Rewrite the material from the line with "Find all labels, buttons, inputs, and" to the line with "- citations-count: 900: [490, 339, 506, 348]", replacing "Conference Paper" with "Journal Article" and keeping everything else the same.

> _STORED ROWS_
——

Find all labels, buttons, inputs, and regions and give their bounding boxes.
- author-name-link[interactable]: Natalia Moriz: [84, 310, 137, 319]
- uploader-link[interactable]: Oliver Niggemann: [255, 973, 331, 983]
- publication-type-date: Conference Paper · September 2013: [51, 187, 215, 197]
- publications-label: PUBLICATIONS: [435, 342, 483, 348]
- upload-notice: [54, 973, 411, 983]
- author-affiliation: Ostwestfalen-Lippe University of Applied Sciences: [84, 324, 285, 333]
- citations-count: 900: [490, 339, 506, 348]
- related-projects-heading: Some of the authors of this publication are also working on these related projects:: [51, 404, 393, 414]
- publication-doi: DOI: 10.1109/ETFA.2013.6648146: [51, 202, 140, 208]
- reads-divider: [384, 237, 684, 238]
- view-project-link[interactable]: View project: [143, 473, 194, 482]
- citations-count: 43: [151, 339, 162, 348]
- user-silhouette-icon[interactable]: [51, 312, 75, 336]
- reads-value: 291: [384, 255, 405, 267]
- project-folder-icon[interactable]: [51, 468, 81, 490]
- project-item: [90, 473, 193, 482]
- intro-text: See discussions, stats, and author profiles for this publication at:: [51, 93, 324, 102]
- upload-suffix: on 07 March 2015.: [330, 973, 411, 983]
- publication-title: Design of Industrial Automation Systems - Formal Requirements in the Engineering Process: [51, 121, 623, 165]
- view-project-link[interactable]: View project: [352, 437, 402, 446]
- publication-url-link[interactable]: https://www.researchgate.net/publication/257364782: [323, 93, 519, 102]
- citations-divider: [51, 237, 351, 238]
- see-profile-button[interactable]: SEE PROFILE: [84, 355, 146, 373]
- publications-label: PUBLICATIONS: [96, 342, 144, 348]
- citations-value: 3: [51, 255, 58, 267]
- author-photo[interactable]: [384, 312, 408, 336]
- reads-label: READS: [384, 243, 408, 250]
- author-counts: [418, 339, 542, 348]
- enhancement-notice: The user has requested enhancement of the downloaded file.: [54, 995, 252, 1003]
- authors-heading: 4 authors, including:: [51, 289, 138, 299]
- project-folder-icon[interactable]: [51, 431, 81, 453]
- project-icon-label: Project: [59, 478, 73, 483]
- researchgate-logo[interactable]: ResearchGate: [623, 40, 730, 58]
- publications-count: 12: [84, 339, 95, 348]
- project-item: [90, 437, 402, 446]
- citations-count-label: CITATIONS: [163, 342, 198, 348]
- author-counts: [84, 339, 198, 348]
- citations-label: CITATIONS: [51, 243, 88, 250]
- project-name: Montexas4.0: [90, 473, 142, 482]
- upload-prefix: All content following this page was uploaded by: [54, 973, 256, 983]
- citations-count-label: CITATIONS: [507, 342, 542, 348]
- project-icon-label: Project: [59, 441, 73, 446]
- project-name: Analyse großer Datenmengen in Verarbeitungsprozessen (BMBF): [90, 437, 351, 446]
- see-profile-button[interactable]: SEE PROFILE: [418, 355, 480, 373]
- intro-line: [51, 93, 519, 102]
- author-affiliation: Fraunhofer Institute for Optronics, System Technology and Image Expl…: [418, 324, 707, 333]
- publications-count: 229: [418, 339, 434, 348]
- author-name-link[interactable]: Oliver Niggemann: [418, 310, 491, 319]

——

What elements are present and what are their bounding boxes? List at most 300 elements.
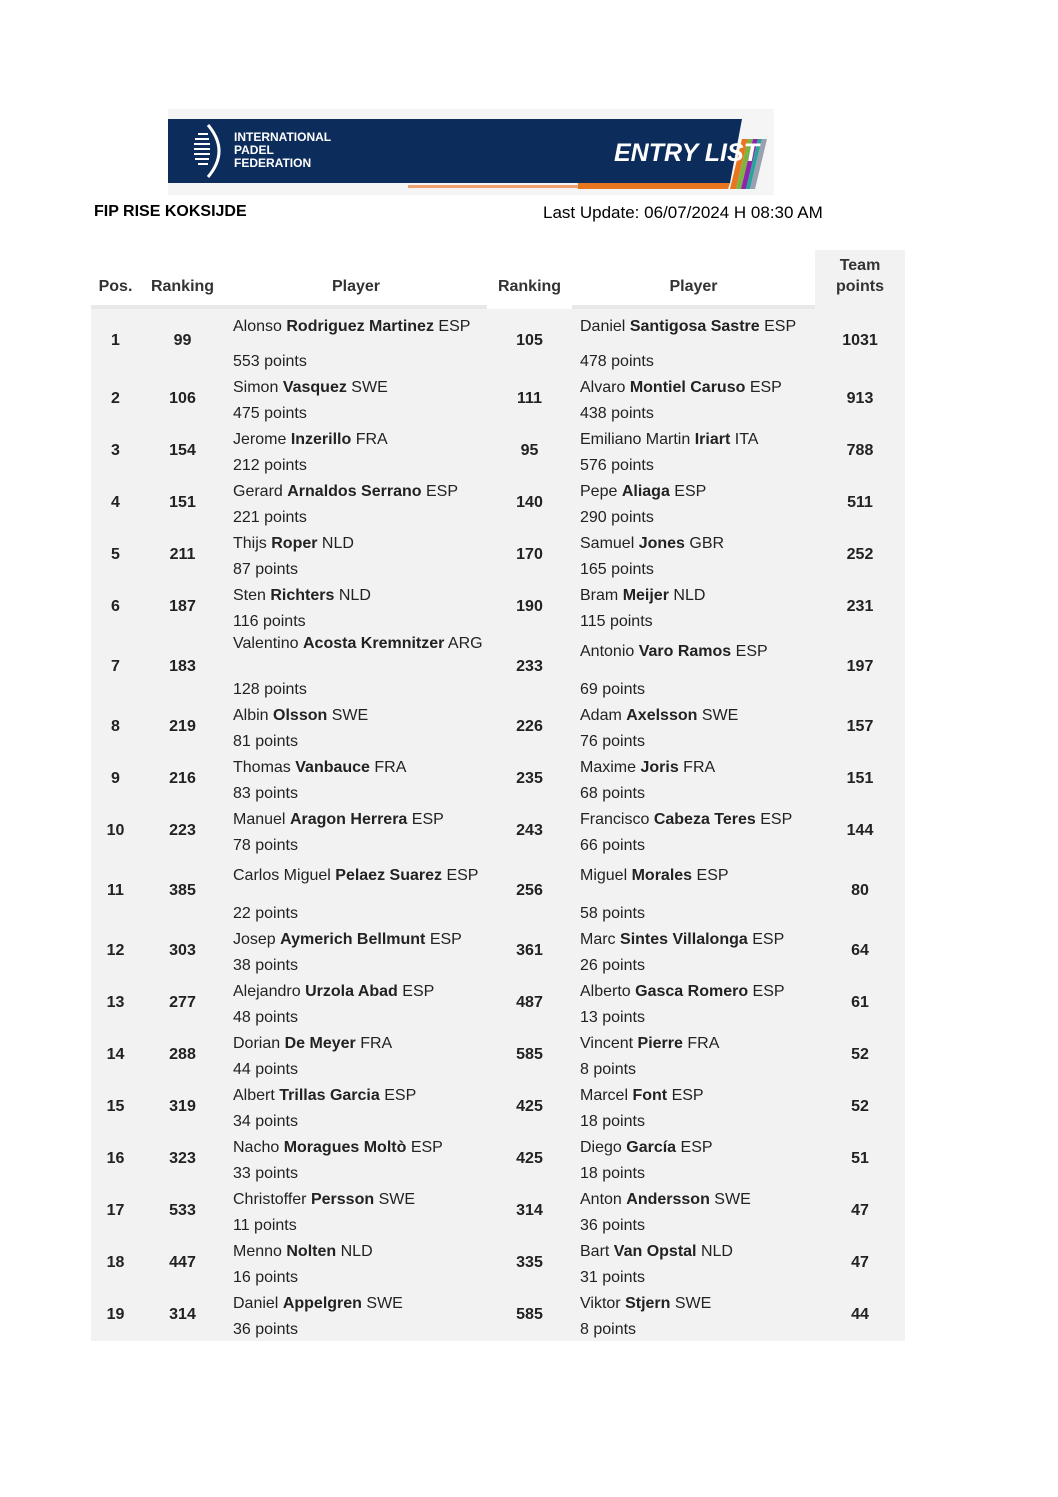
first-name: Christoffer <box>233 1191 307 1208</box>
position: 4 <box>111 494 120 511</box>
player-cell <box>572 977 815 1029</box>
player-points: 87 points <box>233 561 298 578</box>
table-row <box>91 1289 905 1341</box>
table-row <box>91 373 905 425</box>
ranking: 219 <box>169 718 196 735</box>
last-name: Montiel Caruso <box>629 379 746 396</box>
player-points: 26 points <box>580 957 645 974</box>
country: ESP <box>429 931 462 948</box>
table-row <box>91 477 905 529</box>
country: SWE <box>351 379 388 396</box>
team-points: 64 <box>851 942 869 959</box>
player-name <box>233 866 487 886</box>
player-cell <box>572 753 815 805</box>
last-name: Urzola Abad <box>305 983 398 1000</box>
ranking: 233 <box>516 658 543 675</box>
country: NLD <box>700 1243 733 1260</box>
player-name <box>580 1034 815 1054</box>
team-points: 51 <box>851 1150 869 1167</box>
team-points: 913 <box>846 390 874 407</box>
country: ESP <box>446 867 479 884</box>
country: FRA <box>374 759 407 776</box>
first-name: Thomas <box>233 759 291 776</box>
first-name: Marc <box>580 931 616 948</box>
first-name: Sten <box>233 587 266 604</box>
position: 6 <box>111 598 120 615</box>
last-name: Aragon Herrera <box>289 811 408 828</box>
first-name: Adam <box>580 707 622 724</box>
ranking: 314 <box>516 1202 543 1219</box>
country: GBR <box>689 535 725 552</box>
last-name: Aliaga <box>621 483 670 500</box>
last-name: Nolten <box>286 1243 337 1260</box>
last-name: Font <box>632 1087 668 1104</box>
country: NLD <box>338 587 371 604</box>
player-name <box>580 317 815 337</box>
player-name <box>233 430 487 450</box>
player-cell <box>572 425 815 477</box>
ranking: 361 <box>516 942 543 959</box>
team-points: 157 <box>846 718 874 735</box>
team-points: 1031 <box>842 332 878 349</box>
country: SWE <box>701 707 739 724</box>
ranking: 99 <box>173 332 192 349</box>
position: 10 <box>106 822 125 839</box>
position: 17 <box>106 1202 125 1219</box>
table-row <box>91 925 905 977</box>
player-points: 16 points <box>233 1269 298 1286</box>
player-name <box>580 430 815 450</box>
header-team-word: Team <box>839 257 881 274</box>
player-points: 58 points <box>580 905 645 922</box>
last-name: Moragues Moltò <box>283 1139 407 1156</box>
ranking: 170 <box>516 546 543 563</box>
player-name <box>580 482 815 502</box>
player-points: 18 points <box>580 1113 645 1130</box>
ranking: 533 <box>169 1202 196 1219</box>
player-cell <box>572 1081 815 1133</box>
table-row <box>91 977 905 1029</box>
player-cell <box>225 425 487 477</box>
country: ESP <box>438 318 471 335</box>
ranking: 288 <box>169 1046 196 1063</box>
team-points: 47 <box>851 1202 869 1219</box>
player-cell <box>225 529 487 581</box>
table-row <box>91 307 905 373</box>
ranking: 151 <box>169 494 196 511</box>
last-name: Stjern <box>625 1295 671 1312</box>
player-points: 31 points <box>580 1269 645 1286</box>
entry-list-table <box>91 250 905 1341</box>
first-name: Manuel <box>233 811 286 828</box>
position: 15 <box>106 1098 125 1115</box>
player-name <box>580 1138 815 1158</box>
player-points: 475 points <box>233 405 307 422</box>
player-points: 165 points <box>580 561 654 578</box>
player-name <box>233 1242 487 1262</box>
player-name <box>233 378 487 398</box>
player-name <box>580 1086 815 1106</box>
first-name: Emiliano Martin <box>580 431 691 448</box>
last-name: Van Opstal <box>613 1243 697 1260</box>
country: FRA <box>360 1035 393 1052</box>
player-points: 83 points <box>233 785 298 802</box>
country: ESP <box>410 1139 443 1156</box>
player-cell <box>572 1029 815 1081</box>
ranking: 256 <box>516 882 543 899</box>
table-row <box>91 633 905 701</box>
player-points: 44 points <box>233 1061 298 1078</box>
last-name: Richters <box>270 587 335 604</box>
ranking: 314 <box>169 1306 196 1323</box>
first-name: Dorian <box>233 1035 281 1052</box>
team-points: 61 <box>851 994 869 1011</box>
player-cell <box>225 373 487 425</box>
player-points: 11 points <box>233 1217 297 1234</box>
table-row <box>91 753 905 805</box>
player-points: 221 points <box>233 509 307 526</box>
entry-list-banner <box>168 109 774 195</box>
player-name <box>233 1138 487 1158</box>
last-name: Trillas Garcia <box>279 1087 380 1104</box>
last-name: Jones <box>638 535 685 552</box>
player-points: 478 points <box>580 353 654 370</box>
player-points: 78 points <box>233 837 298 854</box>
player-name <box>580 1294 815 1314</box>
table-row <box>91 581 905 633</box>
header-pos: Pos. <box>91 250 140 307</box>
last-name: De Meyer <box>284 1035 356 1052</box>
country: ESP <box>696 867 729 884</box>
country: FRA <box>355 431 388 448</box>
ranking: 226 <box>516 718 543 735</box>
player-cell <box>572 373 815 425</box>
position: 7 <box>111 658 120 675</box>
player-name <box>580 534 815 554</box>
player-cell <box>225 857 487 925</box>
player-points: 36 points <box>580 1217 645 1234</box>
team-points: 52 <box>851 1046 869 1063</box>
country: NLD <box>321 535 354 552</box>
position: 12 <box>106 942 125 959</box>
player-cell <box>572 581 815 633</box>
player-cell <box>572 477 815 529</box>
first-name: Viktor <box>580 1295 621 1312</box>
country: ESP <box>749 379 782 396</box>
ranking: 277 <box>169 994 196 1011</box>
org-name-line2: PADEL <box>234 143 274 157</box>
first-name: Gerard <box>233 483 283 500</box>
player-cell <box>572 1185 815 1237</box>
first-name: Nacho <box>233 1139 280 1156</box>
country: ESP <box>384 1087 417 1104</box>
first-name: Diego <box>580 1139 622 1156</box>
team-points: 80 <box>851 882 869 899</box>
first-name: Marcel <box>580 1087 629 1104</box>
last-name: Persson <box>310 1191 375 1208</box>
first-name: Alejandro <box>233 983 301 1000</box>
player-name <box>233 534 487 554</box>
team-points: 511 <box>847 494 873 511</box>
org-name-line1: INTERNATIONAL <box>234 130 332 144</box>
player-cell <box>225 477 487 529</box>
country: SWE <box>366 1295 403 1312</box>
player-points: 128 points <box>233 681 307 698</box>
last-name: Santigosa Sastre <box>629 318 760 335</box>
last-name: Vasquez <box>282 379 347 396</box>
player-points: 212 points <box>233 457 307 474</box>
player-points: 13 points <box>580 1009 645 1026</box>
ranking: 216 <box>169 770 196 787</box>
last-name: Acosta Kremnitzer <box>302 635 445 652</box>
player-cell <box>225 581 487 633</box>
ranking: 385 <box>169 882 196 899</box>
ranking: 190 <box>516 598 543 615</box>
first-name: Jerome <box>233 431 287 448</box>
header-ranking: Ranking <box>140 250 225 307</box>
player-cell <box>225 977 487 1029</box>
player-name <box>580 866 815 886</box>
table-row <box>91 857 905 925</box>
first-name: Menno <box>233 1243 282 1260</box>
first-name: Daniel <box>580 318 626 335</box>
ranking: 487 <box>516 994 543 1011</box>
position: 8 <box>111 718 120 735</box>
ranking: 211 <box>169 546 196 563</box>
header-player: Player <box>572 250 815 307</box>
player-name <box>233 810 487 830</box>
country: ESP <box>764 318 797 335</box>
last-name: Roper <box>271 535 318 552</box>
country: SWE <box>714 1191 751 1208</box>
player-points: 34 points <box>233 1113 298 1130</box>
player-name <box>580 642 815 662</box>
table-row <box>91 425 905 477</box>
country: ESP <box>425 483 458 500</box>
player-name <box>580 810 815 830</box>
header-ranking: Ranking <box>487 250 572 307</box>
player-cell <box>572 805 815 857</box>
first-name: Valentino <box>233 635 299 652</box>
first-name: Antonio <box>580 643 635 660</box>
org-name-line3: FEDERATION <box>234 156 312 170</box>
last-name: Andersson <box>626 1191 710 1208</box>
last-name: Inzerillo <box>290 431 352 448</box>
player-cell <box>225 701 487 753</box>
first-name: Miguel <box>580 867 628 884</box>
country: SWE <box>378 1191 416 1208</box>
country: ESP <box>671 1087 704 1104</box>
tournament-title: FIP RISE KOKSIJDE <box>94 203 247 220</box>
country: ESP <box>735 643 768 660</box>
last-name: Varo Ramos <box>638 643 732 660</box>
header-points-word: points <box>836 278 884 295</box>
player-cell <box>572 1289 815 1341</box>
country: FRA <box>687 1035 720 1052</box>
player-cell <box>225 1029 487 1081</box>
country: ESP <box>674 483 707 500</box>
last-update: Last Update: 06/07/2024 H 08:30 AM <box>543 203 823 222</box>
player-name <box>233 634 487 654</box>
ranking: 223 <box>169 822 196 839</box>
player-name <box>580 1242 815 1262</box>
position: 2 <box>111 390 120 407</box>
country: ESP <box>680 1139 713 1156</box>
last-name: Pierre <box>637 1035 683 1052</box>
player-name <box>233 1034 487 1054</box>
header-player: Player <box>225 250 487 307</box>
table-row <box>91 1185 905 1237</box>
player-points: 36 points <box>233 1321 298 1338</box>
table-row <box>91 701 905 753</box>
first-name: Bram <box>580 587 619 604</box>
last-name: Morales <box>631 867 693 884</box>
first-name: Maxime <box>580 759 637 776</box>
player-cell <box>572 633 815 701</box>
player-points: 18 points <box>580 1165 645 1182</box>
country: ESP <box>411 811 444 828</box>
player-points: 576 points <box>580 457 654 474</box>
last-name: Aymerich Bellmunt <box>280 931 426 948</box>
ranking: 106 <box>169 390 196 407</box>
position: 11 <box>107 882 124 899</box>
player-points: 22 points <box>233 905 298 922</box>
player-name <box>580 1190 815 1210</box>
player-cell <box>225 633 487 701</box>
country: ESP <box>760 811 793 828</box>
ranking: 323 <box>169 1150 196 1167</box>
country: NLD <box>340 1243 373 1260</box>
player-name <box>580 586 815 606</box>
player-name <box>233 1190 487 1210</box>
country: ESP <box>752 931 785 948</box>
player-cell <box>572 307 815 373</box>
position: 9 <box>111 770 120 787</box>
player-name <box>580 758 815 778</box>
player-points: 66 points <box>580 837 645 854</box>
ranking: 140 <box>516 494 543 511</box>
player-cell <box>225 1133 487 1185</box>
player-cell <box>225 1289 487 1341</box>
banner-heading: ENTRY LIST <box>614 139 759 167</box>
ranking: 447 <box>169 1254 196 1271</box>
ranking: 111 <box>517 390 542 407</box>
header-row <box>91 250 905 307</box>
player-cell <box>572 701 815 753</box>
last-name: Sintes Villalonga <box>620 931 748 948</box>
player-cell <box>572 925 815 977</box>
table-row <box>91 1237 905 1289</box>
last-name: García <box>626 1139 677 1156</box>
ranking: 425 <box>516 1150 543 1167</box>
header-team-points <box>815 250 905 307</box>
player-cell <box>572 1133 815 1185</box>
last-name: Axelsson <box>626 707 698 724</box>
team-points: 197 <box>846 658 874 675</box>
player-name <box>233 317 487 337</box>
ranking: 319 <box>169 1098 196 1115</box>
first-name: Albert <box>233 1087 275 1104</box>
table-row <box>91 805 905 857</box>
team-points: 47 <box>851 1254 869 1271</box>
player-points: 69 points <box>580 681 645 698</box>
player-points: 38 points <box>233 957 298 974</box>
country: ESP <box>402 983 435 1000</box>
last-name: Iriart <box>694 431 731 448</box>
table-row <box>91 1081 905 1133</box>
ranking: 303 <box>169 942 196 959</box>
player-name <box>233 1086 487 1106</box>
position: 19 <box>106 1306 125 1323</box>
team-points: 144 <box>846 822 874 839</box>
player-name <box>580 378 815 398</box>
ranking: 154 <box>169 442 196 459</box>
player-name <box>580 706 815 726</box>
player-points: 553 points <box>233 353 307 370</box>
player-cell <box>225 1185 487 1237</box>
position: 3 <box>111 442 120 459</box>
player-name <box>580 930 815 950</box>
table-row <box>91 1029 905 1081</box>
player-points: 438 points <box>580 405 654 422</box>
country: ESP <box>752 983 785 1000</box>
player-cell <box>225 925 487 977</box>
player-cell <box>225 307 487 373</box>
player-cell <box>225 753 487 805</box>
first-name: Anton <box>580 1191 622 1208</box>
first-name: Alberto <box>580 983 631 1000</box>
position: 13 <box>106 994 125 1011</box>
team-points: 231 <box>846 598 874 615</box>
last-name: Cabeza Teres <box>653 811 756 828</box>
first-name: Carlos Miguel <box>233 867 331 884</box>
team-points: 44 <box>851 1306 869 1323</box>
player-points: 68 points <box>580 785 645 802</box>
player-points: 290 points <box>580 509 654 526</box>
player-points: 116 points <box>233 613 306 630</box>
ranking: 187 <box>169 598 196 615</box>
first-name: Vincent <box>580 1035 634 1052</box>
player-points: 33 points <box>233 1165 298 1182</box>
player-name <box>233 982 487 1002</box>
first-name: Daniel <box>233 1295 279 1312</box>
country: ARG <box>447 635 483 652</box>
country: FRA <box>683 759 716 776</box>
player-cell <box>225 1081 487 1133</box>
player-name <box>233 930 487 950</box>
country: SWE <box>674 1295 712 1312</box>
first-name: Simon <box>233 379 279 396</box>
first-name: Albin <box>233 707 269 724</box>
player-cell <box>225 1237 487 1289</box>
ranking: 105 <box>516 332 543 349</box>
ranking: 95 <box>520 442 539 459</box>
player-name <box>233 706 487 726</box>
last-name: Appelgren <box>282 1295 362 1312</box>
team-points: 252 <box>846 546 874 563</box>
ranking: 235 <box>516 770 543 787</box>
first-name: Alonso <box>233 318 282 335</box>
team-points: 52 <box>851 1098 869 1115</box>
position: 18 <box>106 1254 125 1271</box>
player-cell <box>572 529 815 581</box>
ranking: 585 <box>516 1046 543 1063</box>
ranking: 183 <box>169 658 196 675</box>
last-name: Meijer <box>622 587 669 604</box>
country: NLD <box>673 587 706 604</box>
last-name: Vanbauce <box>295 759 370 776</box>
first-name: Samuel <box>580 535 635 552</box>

——

> _SOLUTION FOR THIS TASK_
Find all labels, buttons, inputs, and regions and give their bounding boxes.
- author-name-link[interactable]: Natalia Moriz: [84, 310, 137, 319]
- uploader-link[interactable]: Oliver Niggemann: [255, 973, 331, 983]
- publication-type-date: Journal Article · September 2013: [51, 187, 215, 197]
- publications-label: PUBLICATIONS: [435, 342, 483, 348]
- upload-notice: [54, 973, 411, 983]
- author-affiliation: Ostwestfalen-Lippe University of Applied Sciences: [84, 324, 285, 333]
- citations-count: 900: [490, 339, 506, 348]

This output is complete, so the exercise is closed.